§ **The problem**
Return a copy of every line in the records that includes the word "today".

§ **Records for this exercise**
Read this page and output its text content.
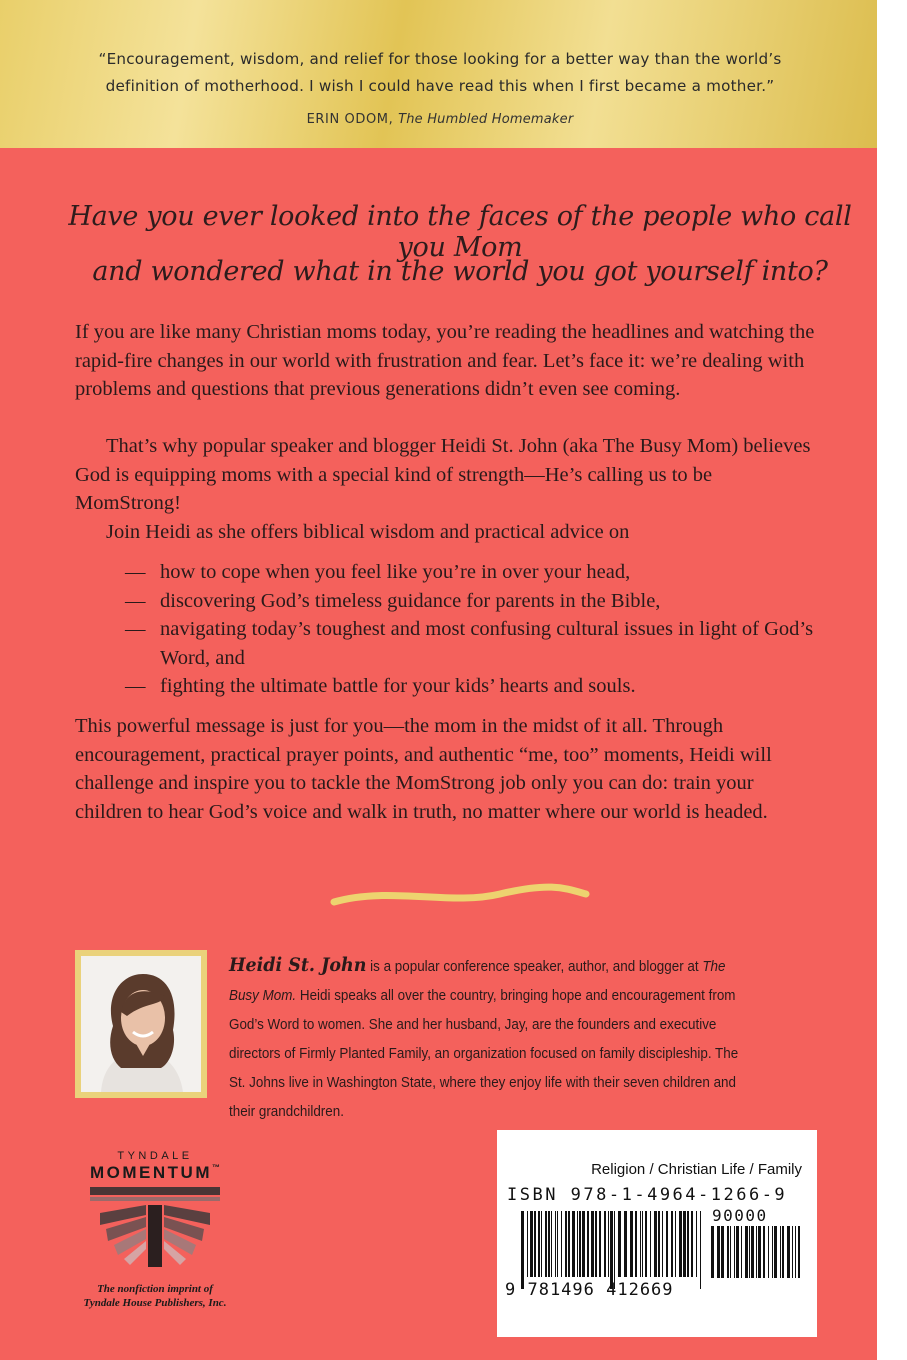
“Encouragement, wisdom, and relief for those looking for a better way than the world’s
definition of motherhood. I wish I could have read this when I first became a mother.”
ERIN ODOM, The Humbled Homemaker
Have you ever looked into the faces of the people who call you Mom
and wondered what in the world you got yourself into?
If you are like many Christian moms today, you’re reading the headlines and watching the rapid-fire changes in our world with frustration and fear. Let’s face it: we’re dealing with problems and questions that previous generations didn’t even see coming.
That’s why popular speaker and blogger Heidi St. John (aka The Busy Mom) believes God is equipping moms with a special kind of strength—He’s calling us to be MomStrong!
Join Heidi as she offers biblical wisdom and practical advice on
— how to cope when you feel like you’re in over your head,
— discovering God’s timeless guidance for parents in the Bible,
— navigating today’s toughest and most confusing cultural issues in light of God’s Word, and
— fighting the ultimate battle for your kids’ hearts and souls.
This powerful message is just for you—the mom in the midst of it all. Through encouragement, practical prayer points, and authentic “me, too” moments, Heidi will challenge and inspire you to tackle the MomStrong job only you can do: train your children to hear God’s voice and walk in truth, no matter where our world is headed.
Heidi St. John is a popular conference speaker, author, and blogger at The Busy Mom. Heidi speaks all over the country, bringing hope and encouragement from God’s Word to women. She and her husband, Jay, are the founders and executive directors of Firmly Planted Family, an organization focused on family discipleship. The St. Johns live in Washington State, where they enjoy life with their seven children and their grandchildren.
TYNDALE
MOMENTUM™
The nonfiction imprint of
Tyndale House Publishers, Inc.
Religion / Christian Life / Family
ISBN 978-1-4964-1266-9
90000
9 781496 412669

§ **The response**
If you are like many Christian moms today, you’re reading the headlines and watching the rapid-fire changes in our world with frustration and fear. Let’s face it: we’re dealing with problems and questions that previous generations didn’t even see coming.
— navigating today’s toughest and most confusing cultural issues in light of God’s Word, and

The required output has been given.